**Problem to solve**
Reproduce the records. Keep every word exact and include no images.

**Material**
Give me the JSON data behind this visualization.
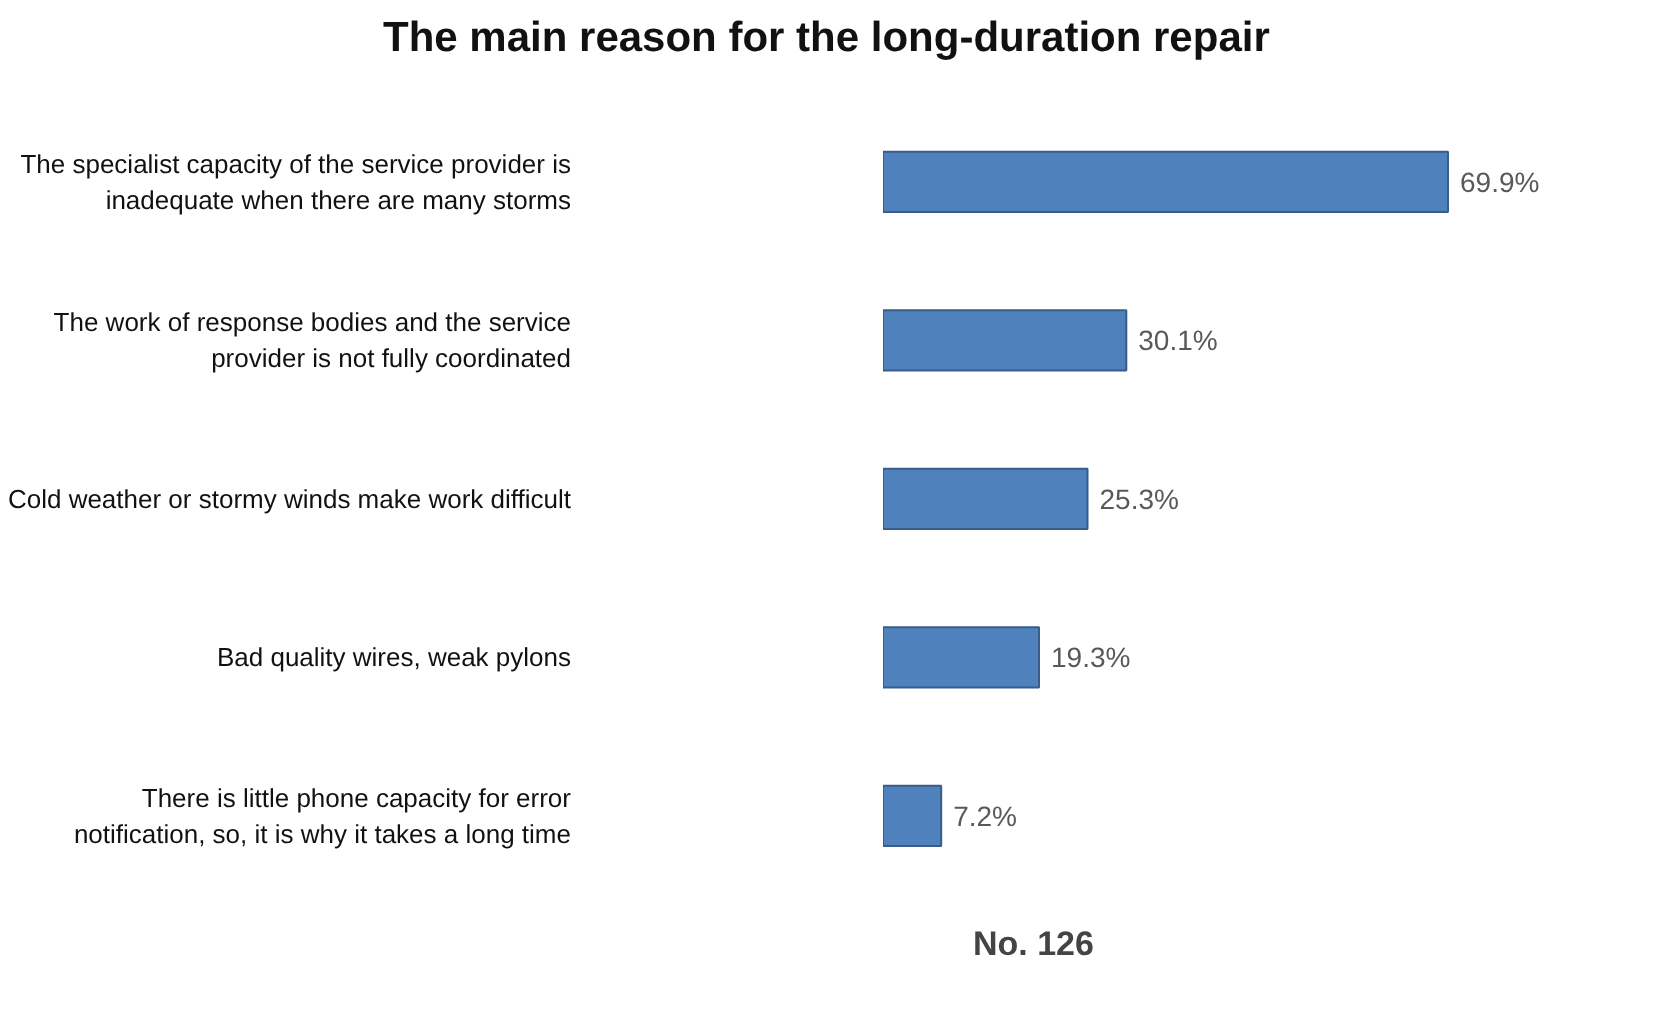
{
  "chart_data": {
    "type": "bar",
    "orientation": "horizontal",
    "title": "The main reason for the long-duration repair",
    "categories": [
      "The specialist capacity of the service provider is inadequate when there are many storms",
      "The work of response bodies and the service provider is not fully coordinated",
      "Cold weather or stormy winds make work difficult",
      "Bad quality wires, weak pylons",
      "There is little phone capacity for error notification, so, it is why it takes a long time"
    ],
    "values": [
      69.9,
      30.1,
      25.3,
      19.3,
      7.2
    ],
    "value_labels": [
      "69.9%",
      "30.1%",
      "25.3%",
      "19.3%",
      "7.2%"
    ],
    "color": "#4f81bd",
    "tick_labels": "y",
    "annotations": [
      "No. 126"
    ]
  }
}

**Solved problem**
Give me the JSON data behind this visualization.
{
  "chart_data": {
    "type": "bar",
    "orientation": "horizontal",
    "title": "The main reason for the long-duration repair",
    "categories": [
      "The specialist capacity of the service provider is inadequate when there are many storms",
      "The work of response bodies and the service provider is not fully coordinated",
      "Cold weather or stormy winds make work difficult",
      "Bad quality wires, weak pylons",
      "There is little phone capacity for error notification, so, it is why it takes a long time"
    ],
    "values": [
      69.9,
      30.1,
      25.3,
      19.3,
      7.2
    ],
    "value_labels": [
      "69.9%",
      "30.1%",
      "25.3%",
      "19.3%",
      "7.2%"
    ],
    "color": "#4f81bd",
    "tick_labels": "y",
    "annotations": [
      "No. 126"
    ]
  }
}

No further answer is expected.